WHAT IS NEEDED: Scan the following material for the string "transferred" and copy each line in which it appears.

::::::

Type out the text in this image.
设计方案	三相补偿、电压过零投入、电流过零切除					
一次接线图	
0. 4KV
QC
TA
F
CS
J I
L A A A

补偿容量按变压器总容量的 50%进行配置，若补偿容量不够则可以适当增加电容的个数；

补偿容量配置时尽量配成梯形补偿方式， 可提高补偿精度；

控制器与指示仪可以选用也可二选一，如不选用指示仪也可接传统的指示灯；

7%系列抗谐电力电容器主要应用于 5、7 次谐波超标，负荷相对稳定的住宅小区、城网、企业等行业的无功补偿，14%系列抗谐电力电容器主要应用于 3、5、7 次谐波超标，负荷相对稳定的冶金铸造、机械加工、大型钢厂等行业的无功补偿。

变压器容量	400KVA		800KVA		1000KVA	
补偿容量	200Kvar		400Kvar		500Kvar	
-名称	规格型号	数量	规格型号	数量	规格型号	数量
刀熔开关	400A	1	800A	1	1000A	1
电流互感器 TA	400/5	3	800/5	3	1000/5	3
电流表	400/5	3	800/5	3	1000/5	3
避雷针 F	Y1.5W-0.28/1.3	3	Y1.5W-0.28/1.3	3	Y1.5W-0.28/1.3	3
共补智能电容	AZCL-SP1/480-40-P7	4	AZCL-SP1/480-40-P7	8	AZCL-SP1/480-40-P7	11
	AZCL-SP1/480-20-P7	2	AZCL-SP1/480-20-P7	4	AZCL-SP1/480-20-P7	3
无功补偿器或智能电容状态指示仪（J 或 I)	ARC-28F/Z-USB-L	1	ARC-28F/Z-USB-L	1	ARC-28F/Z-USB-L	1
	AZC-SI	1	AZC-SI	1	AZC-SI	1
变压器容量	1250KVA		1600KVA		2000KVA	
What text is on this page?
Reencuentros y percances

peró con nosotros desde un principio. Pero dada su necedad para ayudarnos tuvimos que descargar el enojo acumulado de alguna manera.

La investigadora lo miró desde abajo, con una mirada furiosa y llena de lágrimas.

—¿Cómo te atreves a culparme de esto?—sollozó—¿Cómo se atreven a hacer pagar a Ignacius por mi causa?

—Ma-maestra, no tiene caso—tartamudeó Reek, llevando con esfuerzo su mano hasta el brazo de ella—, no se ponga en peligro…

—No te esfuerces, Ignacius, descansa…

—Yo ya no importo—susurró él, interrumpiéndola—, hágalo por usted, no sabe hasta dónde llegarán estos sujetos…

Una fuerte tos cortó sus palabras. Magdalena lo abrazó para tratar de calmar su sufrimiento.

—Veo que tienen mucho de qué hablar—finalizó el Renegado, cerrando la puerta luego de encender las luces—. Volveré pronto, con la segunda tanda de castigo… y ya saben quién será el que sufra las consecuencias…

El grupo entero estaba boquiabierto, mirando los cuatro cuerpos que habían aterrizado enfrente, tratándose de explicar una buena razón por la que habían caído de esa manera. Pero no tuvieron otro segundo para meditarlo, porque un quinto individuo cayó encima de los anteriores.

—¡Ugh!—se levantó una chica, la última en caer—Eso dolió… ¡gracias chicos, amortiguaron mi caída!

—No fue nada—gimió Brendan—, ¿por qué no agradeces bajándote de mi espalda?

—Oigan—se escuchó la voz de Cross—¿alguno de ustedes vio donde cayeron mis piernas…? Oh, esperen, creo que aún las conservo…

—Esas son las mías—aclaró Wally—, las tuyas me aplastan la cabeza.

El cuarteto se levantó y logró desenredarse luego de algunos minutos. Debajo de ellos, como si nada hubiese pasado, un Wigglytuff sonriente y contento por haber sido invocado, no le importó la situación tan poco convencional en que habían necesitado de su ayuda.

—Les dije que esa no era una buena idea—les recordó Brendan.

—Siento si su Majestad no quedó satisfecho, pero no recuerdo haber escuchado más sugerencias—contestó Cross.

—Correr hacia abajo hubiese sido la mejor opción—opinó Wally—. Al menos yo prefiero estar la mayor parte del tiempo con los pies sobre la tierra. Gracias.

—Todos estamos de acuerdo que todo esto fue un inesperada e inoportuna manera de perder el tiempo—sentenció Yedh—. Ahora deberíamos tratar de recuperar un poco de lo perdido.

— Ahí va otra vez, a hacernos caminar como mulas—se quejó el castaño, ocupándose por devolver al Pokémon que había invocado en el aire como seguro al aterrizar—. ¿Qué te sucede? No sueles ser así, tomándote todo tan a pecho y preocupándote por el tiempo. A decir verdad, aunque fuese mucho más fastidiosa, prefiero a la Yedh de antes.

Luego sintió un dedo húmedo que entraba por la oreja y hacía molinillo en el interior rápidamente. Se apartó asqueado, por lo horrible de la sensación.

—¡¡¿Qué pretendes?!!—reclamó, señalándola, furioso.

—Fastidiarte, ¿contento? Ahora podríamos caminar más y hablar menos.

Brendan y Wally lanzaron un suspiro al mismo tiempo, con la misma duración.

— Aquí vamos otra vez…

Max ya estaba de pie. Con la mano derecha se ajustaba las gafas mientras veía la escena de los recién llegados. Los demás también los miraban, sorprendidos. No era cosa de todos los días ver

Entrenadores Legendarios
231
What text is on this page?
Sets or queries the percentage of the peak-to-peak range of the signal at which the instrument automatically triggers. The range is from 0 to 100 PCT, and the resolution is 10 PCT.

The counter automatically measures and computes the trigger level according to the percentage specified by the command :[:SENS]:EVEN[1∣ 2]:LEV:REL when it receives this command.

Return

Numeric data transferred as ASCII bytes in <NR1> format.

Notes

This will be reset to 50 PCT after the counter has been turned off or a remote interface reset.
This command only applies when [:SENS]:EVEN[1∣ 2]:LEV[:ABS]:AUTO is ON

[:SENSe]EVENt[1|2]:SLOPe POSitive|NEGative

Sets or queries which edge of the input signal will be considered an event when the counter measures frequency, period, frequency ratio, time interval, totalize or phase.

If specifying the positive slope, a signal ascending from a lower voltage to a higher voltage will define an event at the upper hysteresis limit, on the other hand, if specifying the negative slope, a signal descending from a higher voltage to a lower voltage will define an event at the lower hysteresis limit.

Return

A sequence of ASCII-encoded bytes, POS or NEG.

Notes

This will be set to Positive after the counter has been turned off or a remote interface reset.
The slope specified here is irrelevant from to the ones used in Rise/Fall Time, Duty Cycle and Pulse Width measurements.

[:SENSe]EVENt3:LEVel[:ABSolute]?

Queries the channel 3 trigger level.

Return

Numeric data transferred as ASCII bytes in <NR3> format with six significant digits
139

::::::

TASK ANSWER:
Numeric data transferred as ASCII bytes in <NR1> format.
Numeric data transferred as ASCII bytes in <NR3> format with six significant digits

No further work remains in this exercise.